→ AIM: Nothing should be left out: output all of the entries exactly.

→ DATA IN THIS EXERCISE:

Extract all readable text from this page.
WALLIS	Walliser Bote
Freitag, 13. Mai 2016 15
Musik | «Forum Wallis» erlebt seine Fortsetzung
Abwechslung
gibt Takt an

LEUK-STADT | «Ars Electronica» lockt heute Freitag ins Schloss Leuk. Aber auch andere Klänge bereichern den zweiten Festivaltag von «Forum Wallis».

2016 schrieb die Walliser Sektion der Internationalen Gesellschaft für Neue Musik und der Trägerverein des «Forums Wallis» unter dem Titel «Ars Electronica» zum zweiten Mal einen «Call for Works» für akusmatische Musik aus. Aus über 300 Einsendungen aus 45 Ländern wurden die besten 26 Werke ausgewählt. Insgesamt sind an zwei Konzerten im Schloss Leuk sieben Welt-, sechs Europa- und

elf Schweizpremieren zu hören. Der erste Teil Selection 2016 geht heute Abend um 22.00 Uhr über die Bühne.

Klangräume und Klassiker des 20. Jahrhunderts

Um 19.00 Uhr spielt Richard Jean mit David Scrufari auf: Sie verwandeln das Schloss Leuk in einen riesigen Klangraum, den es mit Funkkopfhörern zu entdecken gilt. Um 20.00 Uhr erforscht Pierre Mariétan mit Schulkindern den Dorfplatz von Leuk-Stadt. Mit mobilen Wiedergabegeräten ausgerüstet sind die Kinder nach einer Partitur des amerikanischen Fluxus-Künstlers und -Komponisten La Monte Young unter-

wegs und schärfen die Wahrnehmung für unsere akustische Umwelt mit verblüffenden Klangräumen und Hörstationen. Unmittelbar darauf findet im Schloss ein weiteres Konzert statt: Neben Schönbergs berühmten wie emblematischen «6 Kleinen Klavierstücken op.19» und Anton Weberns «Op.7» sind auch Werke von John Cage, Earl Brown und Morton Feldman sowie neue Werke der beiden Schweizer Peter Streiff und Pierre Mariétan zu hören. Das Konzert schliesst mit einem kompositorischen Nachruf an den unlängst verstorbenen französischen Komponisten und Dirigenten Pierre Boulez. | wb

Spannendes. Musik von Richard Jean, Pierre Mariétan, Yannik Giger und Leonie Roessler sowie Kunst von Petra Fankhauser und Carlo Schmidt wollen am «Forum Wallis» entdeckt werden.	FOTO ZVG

→ CORRECT ANSWER:
Extract all readable text from this page.
WALLIS	Walliser Bote
Freitag, 13. Mai 2016 15
Musik | «Forum Wallis» erlebt seine Fortsetzung
Abwechslung
gibt Takt an

LEUK-STADT | «Ars Electronica» lockt heute Freitag ins Schloss Leuk. Aber auch andere Klänge bereichern den zweiten Festivaltag von «Forum Wallis».

2016 schrieb die Walliser Sektion der Internationalen Gesellschaft für Neue Musik und der Trägerverein des «Forums Wallis» unter dem Titel «Ars Electronica» zum zweiten Mal einen «Call for Works» für akusmatische Musik aus. Aus über 300 Einsendungen aus 45 Ländern wurden die besten 26 Werke ausgewählt. Insgesamt sind an zwei Konzerten im Schloss Leuk sieben Welt-, sechs Europa- und

elf Schweizpremieren zu hören. Der erste Teil Selection 2016 geht heute Abend um 22.00 Uhr über die Bühne.

Klangräume und Klassiker des 20. Jahrhunderts

Um 19.00 Uhr spielt Richard Jean mit David Scrufari auf: Sie verwandeln das Schloss Leuk in einen riesigen Klangraum, den es mit Funkkopfhörern zu entdecken gilt. Um 20.00 Uhr erforscht Pierre Mariétan mit Schulkindern den Dorfplatz von Leuk-Stadt. Mit mobilen Wiedergabegeräten ausgerüstet sind die Kinder nach einer Partitur des amerikanischen Fluxus-Künstlers und -Komponisten La Monte Young unter-

wegs und schärfen die Wahrnehmung für unsere akustische Umwelt mit verblüffenden Klangräumen und Hörstationen. Unmittelbar darauf findet im Schloss ein weiteres Konzert statt: Neben Schönbergs berühmten wie emblematischen «6 Kleinen Klavierstücken op.19» und Anton Weberns «Op.7» sind auch Werke von John Cage, Earl Brown und Morton Feldman sowie neue Werke der beiden Schweizer Peter Streiff und Pierre Mariétan zu hören. Das Konzert schliesst mit einem kompositorischen Nachruf an den unlängst verstorbenen französischen Komponisten und Dirigenten Pierre Boulez. | wb

Spannendes. Musik von Richard Jean, Pierre Mariétan, Yannik Giger und Leonie Roessler sowie Kunst von Petra Fankhauser und Carlo Schmidt wollen am «Forum Wallis» entdeckt werden.	FOTO ZVG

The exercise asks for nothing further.